抜粋本文:
グラフィックデザイナーの「僕」(原田)は、海辺の小さな町にある理髪店に予約してやって来た。
亡くなった大物俳優が常連だったと話題になった店だ。
民家を改装したその理髪店は、庭にさびついたブランコがあり、70代の店主が1人だけいた。

「ここに店を移してから15年になります」と店主は自らの生い立ちをとうとうと語りだします。
幼い頃から祖父の代から続く床屋を手伝い
本当は絵描きになりたかったが、断念しまた床屋で働きだしたこと。
父親が20歳のときに亡くなり、若造だと信用されず店が傾きかけた事。
偶然、自ら石原慎太郎と同じ髪型にし、ようやく店は軌道にのった事。

ビートルズの長髪が流行り出すと美容院が多くなり、理髪店が傾きだした。
仕事がうまくいかず酒におぼれ最初の妻逃げられ離婚することになった。
だが一念発起し、高級路線の店にして勝負したのが当たり
有名俳優がイメージチェンジをしたいと常連になってくれ
政界・財界人、小説家などもやってくるような本当の繁盛店になった事。

そこ頃から、次第に思いあがるようになった店主は、経営に専念し 
本店を任せていた片腕となっていた従業員が「顧客名簿を分けろ」「従業員も連れて行く」との
独立宣言にカッとなり殴り殺してしまった事。


傷害致死で逮捕され、店主は服役することになった。

課題の詳細:
海辺の町の理髪店の店主が身の上を語る本文を、最後の文の後から書き進めてください。 この課題に資料は必要ありません。

抜粋資料:
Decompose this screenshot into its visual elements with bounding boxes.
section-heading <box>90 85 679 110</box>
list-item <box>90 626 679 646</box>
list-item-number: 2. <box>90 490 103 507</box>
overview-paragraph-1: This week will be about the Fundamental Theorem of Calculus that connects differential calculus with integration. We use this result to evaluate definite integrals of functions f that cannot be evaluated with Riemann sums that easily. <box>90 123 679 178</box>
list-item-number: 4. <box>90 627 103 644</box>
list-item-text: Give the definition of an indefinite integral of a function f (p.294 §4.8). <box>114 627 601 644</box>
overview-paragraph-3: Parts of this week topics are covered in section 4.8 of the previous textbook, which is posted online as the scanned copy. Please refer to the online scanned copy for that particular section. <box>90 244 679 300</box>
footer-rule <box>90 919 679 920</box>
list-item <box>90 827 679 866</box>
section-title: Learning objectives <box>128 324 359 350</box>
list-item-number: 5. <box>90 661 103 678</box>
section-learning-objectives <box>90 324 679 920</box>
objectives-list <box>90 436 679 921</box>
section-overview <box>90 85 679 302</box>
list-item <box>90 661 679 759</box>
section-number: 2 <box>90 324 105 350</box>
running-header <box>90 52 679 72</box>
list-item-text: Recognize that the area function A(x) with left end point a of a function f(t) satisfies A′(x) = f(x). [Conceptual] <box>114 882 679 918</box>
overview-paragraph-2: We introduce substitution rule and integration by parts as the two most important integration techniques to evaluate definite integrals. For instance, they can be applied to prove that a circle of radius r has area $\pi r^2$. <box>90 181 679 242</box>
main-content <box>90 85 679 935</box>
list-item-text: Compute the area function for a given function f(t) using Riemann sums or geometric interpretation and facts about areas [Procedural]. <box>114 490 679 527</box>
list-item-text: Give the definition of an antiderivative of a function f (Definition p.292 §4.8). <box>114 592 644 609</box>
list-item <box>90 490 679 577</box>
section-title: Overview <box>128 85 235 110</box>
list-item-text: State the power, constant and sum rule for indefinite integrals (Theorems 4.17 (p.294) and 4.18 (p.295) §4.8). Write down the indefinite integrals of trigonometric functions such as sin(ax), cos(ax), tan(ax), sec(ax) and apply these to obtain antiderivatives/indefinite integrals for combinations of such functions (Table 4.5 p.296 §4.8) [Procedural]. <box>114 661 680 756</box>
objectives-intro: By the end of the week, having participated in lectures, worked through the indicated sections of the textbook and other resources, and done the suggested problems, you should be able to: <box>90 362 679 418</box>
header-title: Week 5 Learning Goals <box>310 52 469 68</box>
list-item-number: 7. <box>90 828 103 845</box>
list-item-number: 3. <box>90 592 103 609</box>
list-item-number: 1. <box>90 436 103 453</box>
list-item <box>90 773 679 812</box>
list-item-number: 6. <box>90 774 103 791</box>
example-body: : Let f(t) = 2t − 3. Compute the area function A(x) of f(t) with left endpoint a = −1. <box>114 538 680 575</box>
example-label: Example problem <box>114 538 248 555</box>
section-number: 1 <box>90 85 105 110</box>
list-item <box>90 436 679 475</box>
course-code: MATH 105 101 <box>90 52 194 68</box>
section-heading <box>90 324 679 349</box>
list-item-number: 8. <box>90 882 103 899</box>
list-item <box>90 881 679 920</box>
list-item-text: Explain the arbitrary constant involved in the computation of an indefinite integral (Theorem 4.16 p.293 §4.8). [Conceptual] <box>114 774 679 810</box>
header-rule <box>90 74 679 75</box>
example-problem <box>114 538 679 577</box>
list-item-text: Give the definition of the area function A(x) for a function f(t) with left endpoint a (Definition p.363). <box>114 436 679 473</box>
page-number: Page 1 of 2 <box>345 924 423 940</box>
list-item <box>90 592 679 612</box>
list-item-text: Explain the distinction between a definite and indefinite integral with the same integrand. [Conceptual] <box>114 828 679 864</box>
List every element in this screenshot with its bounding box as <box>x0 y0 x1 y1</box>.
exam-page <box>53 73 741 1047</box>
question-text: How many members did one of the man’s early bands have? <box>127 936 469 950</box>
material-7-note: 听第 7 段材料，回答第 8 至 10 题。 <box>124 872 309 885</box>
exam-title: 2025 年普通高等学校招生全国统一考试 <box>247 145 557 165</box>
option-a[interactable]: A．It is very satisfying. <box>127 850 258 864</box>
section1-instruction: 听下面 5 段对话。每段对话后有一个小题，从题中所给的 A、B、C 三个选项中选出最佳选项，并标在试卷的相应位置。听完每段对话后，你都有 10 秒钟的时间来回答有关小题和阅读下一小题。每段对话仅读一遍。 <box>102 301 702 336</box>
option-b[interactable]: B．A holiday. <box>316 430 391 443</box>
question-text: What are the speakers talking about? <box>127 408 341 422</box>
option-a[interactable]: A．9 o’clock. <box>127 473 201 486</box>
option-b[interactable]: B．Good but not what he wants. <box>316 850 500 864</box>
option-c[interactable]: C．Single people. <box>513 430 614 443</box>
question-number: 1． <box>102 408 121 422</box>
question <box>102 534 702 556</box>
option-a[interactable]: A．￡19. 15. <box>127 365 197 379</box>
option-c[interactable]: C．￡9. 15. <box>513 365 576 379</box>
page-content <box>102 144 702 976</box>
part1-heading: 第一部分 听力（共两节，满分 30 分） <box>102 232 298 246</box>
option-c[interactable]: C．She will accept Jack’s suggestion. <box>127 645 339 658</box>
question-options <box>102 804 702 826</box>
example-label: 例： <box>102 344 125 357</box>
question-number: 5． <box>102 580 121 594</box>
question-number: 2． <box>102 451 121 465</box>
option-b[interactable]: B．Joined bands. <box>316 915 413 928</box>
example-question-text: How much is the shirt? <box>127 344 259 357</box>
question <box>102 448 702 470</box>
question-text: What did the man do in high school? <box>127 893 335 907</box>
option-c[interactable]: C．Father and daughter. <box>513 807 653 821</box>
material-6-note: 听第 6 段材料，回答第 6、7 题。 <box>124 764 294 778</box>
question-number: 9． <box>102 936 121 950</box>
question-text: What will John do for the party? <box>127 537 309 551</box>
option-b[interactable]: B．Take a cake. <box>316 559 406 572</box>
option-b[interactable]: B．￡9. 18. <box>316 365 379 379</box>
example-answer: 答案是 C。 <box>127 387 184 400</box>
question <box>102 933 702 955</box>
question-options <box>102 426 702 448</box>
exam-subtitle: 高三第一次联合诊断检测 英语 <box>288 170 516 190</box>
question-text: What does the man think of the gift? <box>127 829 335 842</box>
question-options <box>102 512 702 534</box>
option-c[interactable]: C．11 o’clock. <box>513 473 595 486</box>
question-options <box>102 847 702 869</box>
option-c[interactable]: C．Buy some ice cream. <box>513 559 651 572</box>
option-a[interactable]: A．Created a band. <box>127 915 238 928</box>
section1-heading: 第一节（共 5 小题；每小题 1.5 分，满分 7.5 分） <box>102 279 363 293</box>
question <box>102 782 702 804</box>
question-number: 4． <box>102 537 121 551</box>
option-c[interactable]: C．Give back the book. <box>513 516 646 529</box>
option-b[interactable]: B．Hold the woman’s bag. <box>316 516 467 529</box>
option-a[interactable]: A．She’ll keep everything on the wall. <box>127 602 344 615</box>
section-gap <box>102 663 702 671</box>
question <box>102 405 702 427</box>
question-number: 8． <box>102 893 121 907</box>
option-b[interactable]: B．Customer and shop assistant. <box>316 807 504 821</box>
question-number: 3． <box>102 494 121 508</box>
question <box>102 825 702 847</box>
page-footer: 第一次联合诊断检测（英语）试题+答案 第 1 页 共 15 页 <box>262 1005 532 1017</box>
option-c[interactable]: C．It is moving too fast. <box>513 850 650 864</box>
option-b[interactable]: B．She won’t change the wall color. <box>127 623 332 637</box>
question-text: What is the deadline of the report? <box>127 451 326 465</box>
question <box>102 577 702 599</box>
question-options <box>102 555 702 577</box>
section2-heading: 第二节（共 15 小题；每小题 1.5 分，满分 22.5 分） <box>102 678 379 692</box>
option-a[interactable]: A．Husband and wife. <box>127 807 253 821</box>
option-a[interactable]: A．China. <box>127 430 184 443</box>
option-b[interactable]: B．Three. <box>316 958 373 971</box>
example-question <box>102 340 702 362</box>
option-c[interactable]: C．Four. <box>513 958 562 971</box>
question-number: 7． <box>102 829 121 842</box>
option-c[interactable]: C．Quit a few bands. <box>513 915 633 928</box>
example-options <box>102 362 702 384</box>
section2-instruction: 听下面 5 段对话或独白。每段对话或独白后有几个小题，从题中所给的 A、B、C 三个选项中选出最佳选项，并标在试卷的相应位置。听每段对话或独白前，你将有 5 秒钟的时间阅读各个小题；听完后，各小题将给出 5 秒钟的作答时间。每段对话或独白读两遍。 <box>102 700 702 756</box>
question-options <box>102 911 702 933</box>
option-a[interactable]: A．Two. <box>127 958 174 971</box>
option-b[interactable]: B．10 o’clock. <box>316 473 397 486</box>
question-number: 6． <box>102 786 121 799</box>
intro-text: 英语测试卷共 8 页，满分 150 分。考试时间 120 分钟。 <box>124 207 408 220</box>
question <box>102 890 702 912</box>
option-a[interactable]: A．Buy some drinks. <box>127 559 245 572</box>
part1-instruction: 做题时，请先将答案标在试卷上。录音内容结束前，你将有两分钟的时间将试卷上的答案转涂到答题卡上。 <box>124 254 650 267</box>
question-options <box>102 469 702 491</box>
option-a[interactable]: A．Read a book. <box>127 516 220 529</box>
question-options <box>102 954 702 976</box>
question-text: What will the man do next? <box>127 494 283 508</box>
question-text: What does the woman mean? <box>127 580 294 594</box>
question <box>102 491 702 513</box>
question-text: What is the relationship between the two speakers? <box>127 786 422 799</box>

この課題の解答:
その服役中、店主は二度目の妻と別れることにした。
50歳のときに生まれた長男がいて、妻には離婚を拒絶したが
人殺しの妻・子と言われた不憫なので離婚することにした。

刑務所では、衛生夫・理髪係を行っていた。
出所後、結局「自分には床屋しかない」と思うようになり
東京の家も店も処分し、倍書金を払い今の理髪店を開業することになった。

店の客前にある大鏡にはこだわりがあり、海が見えるようになっている。
「本当は私自身の為なんです。私の顔など、誰も覚えていないと思いつつ、いつか誰かに『お前は人殺しだろう』と指をさされるのが恐ろしくて」と、事件について触れられないために海を映すようにしているのだった。

店を移して3年目、かつて懇意にしてくれたあの俳優がわざわざやってきてくれるようになったという。
彼はかつての髪型を所望した。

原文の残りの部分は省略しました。